• **Your instructions**
Reproduce the listing that follows with no differences at all.

[Collection entries]
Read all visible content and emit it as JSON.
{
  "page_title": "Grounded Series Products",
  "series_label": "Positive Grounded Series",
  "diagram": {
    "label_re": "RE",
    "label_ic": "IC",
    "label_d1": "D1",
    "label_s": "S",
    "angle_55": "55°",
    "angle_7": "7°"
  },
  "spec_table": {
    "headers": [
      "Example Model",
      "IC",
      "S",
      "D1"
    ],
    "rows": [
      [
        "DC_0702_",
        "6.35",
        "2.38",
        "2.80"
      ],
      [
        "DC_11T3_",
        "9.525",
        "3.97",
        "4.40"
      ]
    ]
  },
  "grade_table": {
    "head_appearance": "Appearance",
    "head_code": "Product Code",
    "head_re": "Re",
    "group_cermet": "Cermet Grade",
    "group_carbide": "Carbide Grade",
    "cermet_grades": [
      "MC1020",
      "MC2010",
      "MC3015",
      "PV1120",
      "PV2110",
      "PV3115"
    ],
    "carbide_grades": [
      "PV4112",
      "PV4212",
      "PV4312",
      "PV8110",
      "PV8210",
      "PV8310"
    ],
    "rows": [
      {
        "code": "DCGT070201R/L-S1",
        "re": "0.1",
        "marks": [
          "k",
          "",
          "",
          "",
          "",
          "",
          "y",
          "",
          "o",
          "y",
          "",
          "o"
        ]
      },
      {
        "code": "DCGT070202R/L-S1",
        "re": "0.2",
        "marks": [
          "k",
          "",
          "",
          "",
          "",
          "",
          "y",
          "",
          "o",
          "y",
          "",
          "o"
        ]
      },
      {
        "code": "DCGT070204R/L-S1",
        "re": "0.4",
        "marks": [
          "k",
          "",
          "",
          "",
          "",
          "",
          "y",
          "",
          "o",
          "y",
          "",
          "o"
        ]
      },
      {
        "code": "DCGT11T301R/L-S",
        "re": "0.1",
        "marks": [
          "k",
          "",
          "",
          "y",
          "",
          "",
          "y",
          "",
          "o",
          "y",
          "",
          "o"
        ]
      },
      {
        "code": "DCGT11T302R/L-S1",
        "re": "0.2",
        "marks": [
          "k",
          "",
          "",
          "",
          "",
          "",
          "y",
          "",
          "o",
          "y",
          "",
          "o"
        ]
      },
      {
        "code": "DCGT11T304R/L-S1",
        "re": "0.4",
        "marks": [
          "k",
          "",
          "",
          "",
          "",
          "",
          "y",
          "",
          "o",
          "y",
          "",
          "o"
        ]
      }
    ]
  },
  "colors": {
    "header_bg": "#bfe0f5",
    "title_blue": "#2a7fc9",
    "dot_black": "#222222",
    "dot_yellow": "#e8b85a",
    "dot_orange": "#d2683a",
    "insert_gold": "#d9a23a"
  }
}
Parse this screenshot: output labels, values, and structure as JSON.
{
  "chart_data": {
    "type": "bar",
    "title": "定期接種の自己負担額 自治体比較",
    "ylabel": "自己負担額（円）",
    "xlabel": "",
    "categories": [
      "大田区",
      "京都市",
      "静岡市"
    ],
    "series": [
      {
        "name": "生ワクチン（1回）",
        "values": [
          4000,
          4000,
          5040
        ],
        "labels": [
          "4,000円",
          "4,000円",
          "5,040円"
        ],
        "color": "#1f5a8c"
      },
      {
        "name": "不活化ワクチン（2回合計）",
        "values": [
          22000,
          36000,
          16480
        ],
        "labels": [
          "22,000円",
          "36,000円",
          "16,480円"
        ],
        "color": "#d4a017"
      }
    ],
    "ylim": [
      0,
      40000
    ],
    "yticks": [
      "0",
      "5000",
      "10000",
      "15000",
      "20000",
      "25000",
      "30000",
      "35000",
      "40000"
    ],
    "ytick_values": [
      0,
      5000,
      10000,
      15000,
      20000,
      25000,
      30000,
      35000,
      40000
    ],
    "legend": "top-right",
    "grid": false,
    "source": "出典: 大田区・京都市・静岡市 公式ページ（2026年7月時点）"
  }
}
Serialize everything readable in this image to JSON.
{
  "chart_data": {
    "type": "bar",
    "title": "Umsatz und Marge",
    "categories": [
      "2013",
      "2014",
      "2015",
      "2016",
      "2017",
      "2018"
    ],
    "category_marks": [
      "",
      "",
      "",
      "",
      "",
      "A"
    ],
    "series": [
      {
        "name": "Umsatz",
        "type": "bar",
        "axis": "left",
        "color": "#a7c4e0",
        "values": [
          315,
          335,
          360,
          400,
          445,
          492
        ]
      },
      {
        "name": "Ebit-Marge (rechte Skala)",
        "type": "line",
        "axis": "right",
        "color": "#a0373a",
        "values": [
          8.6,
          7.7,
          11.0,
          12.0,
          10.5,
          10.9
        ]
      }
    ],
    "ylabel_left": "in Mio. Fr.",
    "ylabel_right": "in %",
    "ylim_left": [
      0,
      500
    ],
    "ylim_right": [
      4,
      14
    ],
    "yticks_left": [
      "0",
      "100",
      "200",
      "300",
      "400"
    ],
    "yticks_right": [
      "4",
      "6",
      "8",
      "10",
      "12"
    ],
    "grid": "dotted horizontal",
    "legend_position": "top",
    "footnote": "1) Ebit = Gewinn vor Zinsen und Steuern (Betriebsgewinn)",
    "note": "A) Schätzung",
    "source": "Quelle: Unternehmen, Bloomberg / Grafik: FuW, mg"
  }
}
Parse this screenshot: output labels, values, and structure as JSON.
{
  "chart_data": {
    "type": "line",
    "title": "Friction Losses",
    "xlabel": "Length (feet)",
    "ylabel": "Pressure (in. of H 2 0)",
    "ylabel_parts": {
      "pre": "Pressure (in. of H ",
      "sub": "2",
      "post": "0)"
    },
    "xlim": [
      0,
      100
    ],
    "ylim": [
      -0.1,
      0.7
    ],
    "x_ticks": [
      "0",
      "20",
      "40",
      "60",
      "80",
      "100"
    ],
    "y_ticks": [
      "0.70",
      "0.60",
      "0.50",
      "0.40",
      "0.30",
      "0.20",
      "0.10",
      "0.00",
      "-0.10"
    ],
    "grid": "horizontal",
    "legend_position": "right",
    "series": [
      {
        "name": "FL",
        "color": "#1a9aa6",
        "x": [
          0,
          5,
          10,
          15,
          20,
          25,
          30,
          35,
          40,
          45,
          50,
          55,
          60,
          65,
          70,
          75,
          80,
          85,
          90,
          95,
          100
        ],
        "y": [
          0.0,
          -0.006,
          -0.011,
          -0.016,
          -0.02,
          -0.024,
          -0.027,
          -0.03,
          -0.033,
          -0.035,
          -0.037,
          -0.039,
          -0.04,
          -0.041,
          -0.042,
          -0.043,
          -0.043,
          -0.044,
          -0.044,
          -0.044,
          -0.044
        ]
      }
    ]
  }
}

• **Output for this task**
Read all visible content and emit it as JSON.
{
  "page_title": "Grounded Series Products",
  "series_label": "Positive Grounded Series",
  "diagram": {
    "label_re": "RE",
    "label_ic": "IC",
    "label_d1": "D1",
    "label_s": "S",
    "angle_55": "55°",
    "angle_7": "7°"
  },
  "spec_table": {
    "headers": [
      "Example Model",
      "IC",
      "S",
      "D1"
    ],
    "rows": [
      [
        "DC_0702_",
        "6.35",
        "2.38",
        "2.80"
      ],
      [
        "DC_11T3_",
        "9.525",
        "3.97",
        "4.40"
      ]
    ]
  },
  "grade_table": {
    "head_appearance": "Appearance",
    "head_code": "Product Code",
    "head_re": "Re",
    "group_cermet": "Cermet Grade",
    "group_carbide": "Carbide Grade",
    "cermet_grades": [
      "MC1020",
      "MC2010",
      "MC3015",
      "PV1120",
      "PV2110",
      "PV3115"
    ],
    "carbide_grades": [
      "PV4112",
      "PV4212",
      "PV4312",
      "PV8110",
      "PV8210",
      "PV8310"
    ],
    "rows": [
      {
        "code": "DCGT070201R/L-S1",
        "re": "0.1",
        "marks": [
          "k",
          "",
          "",
          "",
          "",
          "",
          "y",
          "",
          "o",
          "y",
          "",
          "o"
        ]
      },
      {
        "code": "DCGT070202R/L-S1",
        "re": "0.2",
        "marks": [
          "k",
          "",
          "",
          "",
          "",
          "",
          "y",
          "",
          "o",
          "y",
          "",
          "o"
        ]
      },
      {
        "code": "DCGT070204R/L-S1",
        "re": "0.4",
        "marks": [
          "k",
          "",
          "",
          "",
          "",
          "",
          "y",
          "",
          "o",
          "y",
          "",
          "o"
        ]
      },
      {
        "code": "DCGT11T301R/L-S",
        "re": "0.1",
        "marks": [
          "k",
          "",
          "",
          "y",
          "",
          "",
          "y",
          "",
          "o",
          "y",
          "",
          "o"
        ]
      },
      {
        "code": "DCGT11T302R/L-S1",
        "re": "0.2",
        "marks": [
          "k",
          "",
          "",
          "",
          "",
          "",
          "y",
          "",
          "o",
          "y",
          "",
          "o"
        ]
      },
      {
        "code": "DCGT11T304R/L-S1",
        "re": "0.4",
        "marks": [
          "k",
          "",
          "",
          "",
          "",
          "",
          "y",
          "",
          "o",
          "y",
          "",
          "o"
        ]
      }
    ]
  },
  "colors": {
    "header_bg": "#bfe0f5",
    "title_blue": "#2a7fc9",
    "dot_black": "#222222",
    "dot_yellow": "#e8b85a",
    "dot_orange": "#d2683a",
    "insert_gold": "#d9a23a"
  }
}
Parse this screenshot: output labels, values, and structure as JSON.
{
  "chart_data": {
    "type": "bar",
    "title": "定期接種の自己負担額 自治体比較",
    "ylabel": "自己負担額（円）",
    "xlabel": "",
    "categories": [
      "大田区",
      "京都市",
      "静岡市"
    ],
    "series": [
      {
        "name": "生ワクチン（1回）",
        "values": [
          4000,
          4000,
          5040
        ],
        "labels": [
          "4,000円",
          "4,000円",
          "5,040円"
        ],
        "color": "#1f5a8c"
      },
      {
        "name": "不活化ワクチン（2回合計）",
        "values": [
          22000,
          36000,
          16480
        ],
        "labels": [
          "22,000円",
          "36,000円",
          "16,480円"
        ],
        "color": "#d4a017"
      }
    ],
    "ylim": [
      0,
      40000
    ],
    "yticks": [
      "0",
      "5000",
      "10000",
      "15000",
      "20000",
      "25000",
      "30000",
      "35000",
      "40000"
    ],
    "ytick_values": [
      0,
      5000,
      10000,
      15000,
      20000,
      25000,
      30000,
      35000,
      40000
    ],
    "legend": "top-right",
    "grid": false,
    "source": "出典: 大田区・京都市・静岡市 公式ページ（2026年7月時点）"
  }
}
Serialize everything readable in this image to JSON.
{
  "chart_data": {
    "type": "bar",
    "title": "Umsatz und Marge",
    "categories": [
      "2013",
      "2014",
      "2015",
      "2016",
      "2017",
      "2018"
    ],
    "category_marks": [
      "",
      "",
      "",
      "",
      "",
      "A"
    ],
    "series": [
      {
        "name": "Umsatz",
        "type": "bar",
        "axis": "left",
        "color": "#a7c4e0",
        "values": [
          315,
          335,
          360,
          400,
          445,
          492
        ]
      },
      {
        "name": "Ebit-Marge (rechte Skala)",
        "type": "line",
        "axis": "right",
        "color": "#a0373a",
        "values": [
          8.6,
          7.7,
          11.0,
          12.0,
          10.5,
          10.9
        ]
      }
    ],
    "ylabel_left": "in Mio. Fr.",
    "ylabel_right": "in %",
    "ylim_left": [
      0,
      500
    ],
    "ylim_right": [
      4,
      14
    ],
    "yticks_left": [
      "0",
      "100",
      "200",
      "300",
      "400"
    ],
    "yticks_right": [
      "4",
      "6",
      "8",
      "10",
      "12"
    ],
    "grid": "dotted horizontal",
    "legend_position": "top",
    "footnote": "1) Ebit = Gewinn vor Zinsen und Steuern (Betriebsgewinn)",
    "note": "A) Schätzung",
    "source": "Quelle: Unternehmen, Bloomberg / Grafik: FuW, mg"
  }
}
Parse this screenshot: output labels, values, and structure as JSON.
{
  "chart_data": {
    "type": "line",
    "title": "Friction Losses",
    "xlabel": "Length (feet)",
    "ylabel": "Pressure (in. of H 2 0)",
    "ylabel_parts": {
      "pre": "Pressure (in. of H ",
      "sub": "2",
      "post": "0)"
    },
    "xlim": [
      0,
      100
    ],
    "ylim": [
      -0.1,
      0.7
    ],
    "x_ticks": [
      "0",
      "20",
      "40",
      "60",
      "80",
      "100"
    ],
    "y_ticks": [
      "0.70",
      "0.60",
      "0.50",
      "0.40",
      "0.30",
      "0.20",
      "0.10",
      "0.00",
      "-0.10"
    ],
    "grid": "horizontal",
    "legend_position": "right",
    "series": [
      {
        "name": "FL",
        "color": "#1a9aa6",
        "x": [
          0,
          5,
          10,
          15,
          20,
          25,
          30,
          35,
          40,
          45,
          50,
          55,
          60,
          65,
          70,
          75,
          80,
          85,
          90,
          95,
          100
        ],
        "y": [
          0.0,
          -0.006,
          -0.011,
          -0.016,
          -0.02,
          -0.024,
          -0.027,
          -0.03,
          -0.033,
          -0.035,
          -0.037,
          -0.039,
          -0.04,
          -0.041,
          -0.042,
          -0.043,
          -0.043,
          -0.044,
          -0.044,
          -0.044,
          -0.044
        ]
      }
    ]
  }
}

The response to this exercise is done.